**** EXERCISE DATA
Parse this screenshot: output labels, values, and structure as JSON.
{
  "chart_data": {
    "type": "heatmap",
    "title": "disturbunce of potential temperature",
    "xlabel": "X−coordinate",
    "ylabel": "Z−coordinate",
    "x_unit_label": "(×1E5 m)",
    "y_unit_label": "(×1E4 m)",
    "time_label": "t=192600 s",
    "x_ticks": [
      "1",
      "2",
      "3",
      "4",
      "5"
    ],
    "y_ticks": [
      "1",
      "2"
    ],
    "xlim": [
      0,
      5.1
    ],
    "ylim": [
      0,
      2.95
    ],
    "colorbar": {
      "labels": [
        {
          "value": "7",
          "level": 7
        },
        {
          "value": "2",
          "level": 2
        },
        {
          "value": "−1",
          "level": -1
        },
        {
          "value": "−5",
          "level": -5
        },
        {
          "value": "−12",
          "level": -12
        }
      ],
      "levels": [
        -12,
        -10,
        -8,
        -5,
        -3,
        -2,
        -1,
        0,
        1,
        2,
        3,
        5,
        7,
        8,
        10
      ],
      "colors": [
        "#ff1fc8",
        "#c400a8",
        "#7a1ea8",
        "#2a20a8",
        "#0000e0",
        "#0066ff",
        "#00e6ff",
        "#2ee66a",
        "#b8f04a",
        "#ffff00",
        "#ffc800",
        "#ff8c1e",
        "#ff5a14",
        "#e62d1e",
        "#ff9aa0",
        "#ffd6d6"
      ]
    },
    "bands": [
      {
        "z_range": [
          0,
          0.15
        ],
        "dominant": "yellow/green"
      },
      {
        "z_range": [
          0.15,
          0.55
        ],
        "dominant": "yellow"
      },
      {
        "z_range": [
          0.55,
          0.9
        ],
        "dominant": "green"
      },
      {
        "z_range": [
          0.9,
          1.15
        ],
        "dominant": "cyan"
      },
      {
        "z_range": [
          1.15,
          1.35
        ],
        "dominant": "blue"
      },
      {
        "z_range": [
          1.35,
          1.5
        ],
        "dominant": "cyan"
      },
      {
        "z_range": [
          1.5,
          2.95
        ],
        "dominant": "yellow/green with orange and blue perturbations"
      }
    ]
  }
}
********
→ REQUIREMENT
Copy every line of the records word for word.

→ ANSWER
Parse this screenshot: output labels, values, and structure as JSON.
{
  "chart_data": {
    "type": "heatmap",
    "title": "disturbunce of potential temperature",
    "xlabel": "X−coordinate",
    "ylabel": "Z−coordinate",
    "x_unit_label": "(×1E5 m)",
    "y_unit_label": "(×1E4 m)",
    "time_label": "t=192600 s",
    "x_ticks": [
      "1",
      "2",
      "3",
      "4",
      "5"
    ],
    "y_ticks": [
      "1",
      "2"
    ],
    "xlim": [
      0,
      5.1
    ],
    "ylim": [
      0,
      2.95
    ],
    "colorbar": {
      "labels": [
        {
          "value": "7",
          "level": 7
        },
        {
          "value": "2",
          "level": 2
        },
        {
          "value": "−1",
          "level": -1
        },
        {
          "value": "−5",
          "level": -5
        },
        {
          "value": "−12",
          "level": -12
        }
      ],
      "levels": [
        -12,
        -10,
        -8,
        -5,
        -3,
        -2,
        -1,
        0,
        1,
        2,
        3,
        5,
        7,
        8,
        10
      ],
      "colors": [
        "#ff1fc8",
        "#c400a8",
        "#7a1ea8",
        "#2a20a8",
        "#0000e0",
        "#0066ff",
        "#00e6ff",
        "#2ee66a",
        "#b8f04a",
        "#ffff00",
        "#ffc800",
        "#ff8c1e",
        "#ff5a14",
        "#e62d1e",
        "#ff9aa0",
        "#ffd6d6"
      ]
    },
    "bands": [
      {
        "z_range": [
          0,
          0.15
        ],
        "dominant": "yellow/green"
      },
      {
        "z_range": [
          0.15,
          0.55
        ],
        "dominant": "yellow"
      },
      {
        "z_range": [
          0.55,
          0.9
        ],
        "dominant": "green"
      },
      {
        "z_range": [
          0.9,
          1.15
        ],
        "dominant": "cyan"
      },
      {
        "z_range": [
          1.15,
          1.35
        ],
        "dominant": "blue"
      },
      {
        "z_range": [
          1.35,
          1.5
        ],
        "dominant": "cyan"
      },
      {
        "z_range": [
          1.5,
          2.95
        ],
        "dominant": "yellow/green with orange and blue perturbations"
      }
    ]
  }
}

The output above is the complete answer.